BEGIN GIVEN RECORDS

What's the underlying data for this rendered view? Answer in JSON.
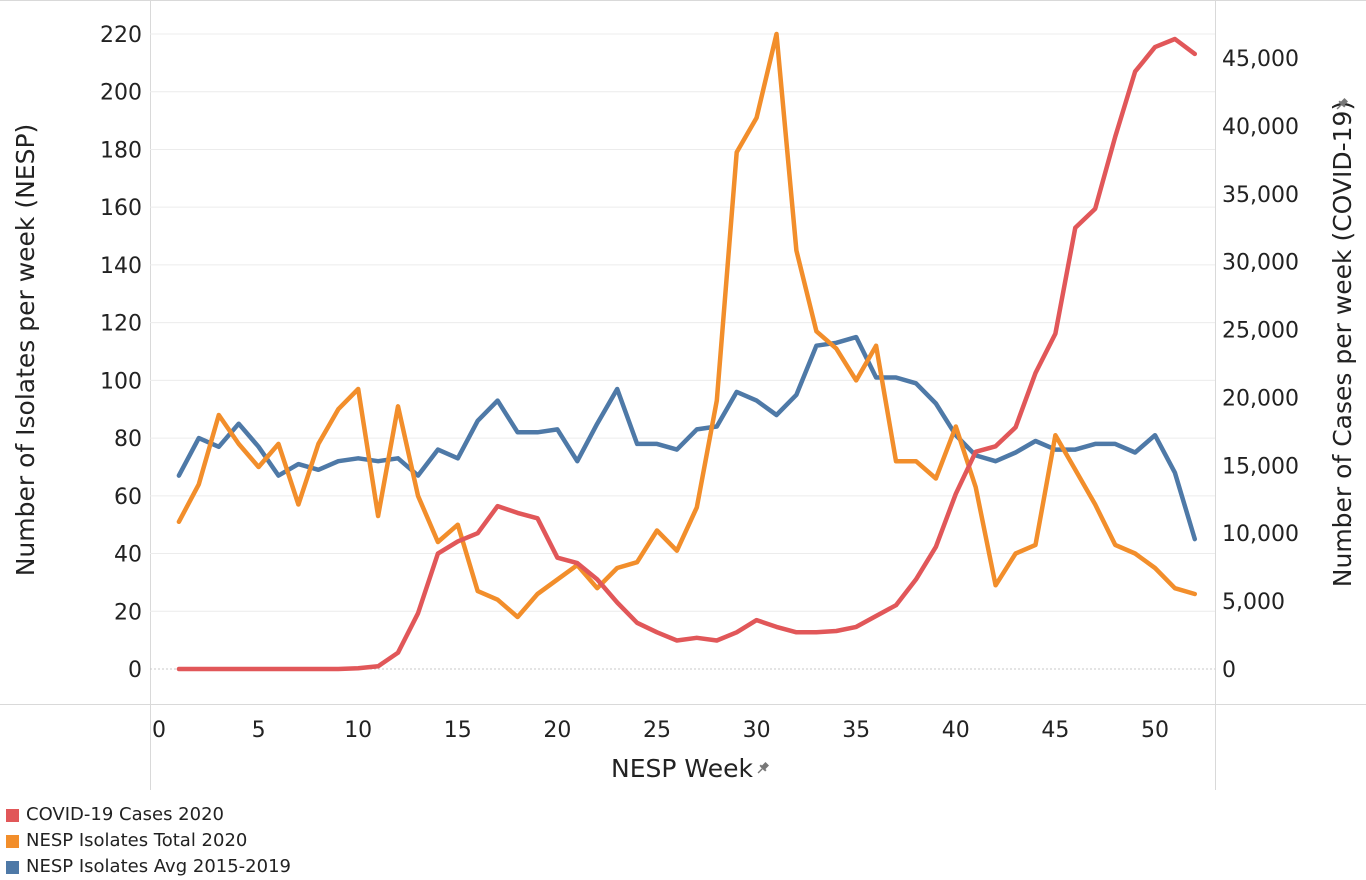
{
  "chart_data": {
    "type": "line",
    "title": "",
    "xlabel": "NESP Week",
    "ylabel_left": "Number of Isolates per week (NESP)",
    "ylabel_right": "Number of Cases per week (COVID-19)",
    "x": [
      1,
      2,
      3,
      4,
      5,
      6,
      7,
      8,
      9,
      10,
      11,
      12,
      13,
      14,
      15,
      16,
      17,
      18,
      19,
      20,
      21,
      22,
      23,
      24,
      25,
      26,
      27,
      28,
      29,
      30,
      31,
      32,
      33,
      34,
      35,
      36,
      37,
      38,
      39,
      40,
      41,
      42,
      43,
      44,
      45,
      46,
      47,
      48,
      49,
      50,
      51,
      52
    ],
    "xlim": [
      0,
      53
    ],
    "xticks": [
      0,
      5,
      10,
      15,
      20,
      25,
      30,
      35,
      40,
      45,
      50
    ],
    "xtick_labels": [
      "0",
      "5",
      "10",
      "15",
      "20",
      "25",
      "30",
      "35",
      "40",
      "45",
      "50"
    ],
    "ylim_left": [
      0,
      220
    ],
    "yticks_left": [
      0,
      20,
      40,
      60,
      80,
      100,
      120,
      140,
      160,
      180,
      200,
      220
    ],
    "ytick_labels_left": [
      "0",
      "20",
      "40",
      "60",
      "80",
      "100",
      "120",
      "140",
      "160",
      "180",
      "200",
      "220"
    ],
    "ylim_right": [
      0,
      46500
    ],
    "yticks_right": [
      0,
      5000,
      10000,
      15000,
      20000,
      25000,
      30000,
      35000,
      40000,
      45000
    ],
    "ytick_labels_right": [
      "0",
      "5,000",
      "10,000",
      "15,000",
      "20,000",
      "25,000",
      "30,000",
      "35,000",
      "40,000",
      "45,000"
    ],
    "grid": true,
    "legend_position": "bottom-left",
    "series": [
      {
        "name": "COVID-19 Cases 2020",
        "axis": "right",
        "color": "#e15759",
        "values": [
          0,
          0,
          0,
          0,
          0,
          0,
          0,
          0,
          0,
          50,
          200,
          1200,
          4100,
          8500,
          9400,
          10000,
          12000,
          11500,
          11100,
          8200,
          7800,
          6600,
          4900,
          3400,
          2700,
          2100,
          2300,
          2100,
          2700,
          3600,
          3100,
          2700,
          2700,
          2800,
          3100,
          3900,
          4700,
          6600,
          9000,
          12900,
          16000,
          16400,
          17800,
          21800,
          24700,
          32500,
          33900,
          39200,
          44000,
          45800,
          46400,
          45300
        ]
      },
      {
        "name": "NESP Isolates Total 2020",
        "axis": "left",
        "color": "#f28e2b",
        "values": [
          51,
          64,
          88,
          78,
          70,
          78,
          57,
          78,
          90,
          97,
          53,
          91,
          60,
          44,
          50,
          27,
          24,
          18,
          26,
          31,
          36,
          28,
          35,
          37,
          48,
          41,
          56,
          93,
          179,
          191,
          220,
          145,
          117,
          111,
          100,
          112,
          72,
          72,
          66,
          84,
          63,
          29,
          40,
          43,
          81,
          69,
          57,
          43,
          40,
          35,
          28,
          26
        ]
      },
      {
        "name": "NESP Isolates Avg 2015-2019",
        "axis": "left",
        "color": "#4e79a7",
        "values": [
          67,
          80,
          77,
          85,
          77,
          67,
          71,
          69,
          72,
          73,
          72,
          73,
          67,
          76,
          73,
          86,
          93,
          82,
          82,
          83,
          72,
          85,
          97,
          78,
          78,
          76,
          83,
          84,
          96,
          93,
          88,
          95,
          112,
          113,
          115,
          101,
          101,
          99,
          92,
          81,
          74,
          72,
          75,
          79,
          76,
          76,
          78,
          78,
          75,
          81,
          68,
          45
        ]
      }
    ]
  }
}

END GIVEN RECORDS
BEGIN GIVEN RECORDS

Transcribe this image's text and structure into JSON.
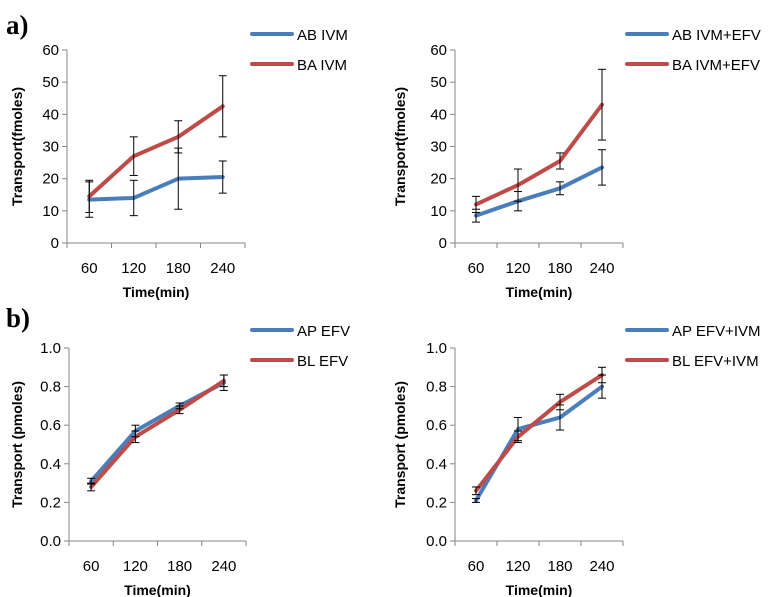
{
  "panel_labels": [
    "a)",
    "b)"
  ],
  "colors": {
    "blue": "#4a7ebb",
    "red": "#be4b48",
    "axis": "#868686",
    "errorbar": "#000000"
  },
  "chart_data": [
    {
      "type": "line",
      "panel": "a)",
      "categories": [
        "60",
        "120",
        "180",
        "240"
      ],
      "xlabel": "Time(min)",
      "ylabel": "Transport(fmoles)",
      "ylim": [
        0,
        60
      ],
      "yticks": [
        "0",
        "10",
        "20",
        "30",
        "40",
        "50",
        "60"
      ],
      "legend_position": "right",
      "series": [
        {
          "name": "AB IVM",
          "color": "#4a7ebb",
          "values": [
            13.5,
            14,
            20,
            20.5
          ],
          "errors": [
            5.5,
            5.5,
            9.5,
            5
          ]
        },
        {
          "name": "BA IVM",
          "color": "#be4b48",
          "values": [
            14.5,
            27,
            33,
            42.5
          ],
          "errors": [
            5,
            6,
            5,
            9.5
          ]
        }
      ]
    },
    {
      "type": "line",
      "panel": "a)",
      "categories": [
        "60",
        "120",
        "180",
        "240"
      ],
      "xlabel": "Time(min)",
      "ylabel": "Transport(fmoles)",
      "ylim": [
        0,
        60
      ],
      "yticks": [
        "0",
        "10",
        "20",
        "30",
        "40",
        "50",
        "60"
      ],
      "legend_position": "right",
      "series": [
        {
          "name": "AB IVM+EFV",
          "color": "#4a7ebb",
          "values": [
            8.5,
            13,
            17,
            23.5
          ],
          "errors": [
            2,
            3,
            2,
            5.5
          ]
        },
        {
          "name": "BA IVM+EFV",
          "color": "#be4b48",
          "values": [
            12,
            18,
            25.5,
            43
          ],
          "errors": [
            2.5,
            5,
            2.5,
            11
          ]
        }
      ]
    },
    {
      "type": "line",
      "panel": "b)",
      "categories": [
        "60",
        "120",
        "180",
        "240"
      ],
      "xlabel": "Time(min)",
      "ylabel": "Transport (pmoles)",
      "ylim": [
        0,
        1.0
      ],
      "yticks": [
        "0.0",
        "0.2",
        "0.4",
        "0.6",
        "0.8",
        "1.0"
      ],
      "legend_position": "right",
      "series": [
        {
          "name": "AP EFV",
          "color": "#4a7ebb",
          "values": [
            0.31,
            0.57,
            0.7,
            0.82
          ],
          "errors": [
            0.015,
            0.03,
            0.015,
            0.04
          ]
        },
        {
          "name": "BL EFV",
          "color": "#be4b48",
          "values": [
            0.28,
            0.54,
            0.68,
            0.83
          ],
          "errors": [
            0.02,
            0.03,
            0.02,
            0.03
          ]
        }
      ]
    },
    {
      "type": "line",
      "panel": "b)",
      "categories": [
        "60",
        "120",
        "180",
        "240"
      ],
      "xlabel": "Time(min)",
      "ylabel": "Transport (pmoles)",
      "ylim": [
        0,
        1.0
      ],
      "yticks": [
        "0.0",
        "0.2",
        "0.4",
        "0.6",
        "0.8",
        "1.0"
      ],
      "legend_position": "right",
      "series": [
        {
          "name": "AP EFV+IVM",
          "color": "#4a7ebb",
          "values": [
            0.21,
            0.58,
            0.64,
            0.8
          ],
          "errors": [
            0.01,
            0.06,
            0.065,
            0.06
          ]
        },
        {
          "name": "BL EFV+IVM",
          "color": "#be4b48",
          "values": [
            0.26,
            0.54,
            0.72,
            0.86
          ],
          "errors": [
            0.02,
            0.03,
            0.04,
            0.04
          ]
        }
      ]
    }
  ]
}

END GIVEN RECORDS
BEGIN GIVEN RECORDS

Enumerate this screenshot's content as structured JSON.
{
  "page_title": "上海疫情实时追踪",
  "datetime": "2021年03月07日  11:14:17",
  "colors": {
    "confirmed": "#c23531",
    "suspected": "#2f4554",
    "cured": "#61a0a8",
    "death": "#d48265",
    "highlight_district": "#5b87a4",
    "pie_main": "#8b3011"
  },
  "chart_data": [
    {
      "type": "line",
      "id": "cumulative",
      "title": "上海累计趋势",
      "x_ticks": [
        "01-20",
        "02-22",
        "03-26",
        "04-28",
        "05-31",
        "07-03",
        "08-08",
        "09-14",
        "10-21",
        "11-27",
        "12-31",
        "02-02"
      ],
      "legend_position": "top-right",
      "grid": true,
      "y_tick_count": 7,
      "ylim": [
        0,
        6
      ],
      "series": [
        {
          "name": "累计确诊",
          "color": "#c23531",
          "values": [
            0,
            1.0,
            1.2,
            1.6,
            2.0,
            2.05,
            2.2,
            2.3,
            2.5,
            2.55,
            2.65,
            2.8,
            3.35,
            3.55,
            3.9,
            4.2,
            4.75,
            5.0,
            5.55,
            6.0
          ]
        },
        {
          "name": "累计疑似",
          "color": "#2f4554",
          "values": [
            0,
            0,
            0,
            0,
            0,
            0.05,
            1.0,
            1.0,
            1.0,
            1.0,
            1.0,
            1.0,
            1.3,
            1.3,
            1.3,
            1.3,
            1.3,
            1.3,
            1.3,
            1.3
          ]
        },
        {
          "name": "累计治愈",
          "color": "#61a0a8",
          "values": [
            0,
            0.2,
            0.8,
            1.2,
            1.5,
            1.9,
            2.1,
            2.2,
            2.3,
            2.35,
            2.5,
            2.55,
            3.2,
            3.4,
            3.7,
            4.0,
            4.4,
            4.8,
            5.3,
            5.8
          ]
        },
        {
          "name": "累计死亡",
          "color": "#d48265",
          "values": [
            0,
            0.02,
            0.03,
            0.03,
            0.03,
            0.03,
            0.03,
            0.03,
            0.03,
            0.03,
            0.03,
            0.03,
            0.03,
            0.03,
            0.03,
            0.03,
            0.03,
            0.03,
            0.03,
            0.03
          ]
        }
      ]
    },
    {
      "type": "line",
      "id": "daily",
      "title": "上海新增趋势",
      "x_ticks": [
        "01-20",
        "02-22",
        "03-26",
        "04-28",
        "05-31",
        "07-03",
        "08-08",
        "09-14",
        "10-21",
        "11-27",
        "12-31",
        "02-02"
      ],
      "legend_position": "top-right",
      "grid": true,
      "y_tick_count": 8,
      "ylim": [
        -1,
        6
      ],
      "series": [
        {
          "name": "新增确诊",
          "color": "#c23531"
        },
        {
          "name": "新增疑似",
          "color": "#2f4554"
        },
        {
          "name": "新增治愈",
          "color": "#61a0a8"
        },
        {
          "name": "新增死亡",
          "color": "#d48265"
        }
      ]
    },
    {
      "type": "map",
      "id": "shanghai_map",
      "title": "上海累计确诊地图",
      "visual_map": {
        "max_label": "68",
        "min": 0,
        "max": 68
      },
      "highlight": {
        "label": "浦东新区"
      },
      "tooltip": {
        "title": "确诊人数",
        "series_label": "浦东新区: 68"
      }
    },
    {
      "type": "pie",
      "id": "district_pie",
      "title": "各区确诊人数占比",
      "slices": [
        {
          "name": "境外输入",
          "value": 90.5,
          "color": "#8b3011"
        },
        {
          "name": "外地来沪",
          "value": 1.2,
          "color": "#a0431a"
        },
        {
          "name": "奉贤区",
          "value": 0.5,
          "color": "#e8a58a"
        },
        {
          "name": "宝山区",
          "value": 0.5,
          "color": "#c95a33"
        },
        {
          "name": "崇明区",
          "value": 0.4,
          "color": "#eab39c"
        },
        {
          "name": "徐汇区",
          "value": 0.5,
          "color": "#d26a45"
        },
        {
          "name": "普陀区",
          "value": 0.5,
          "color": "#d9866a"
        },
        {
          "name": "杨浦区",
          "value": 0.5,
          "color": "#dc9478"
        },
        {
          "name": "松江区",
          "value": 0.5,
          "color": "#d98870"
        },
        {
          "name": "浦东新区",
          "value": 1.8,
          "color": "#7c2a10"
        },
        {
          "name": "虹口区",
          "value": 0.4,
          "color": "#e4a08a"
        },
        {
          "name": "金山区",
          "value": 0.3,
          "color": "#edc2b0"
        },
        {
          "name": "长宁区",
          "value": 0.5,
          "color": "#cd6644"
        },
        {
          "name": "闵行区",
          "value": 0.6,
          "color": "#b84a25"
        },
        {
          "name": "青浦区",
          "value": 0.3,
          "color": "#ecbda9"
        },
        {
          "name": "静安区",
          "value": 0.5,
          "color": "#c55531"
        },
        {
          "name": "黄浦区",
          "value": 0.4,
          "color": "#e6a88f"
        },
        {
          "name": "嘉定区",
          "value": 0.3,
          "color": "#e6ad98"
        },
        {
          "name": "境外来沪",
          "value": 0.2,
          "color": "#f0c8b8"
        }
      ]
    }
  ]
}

END GIVEN RECORDS

> _STATED TASK_: Check each line above for the string "this", then copy the ones that have it.

> _RESULT OF THE EXERCISE_:
What's the underlying data for this rendered view? Answer in JSON.
Transcribe this image's text and structure into JSON.
Enumerate this screenshot's content as structured JSON.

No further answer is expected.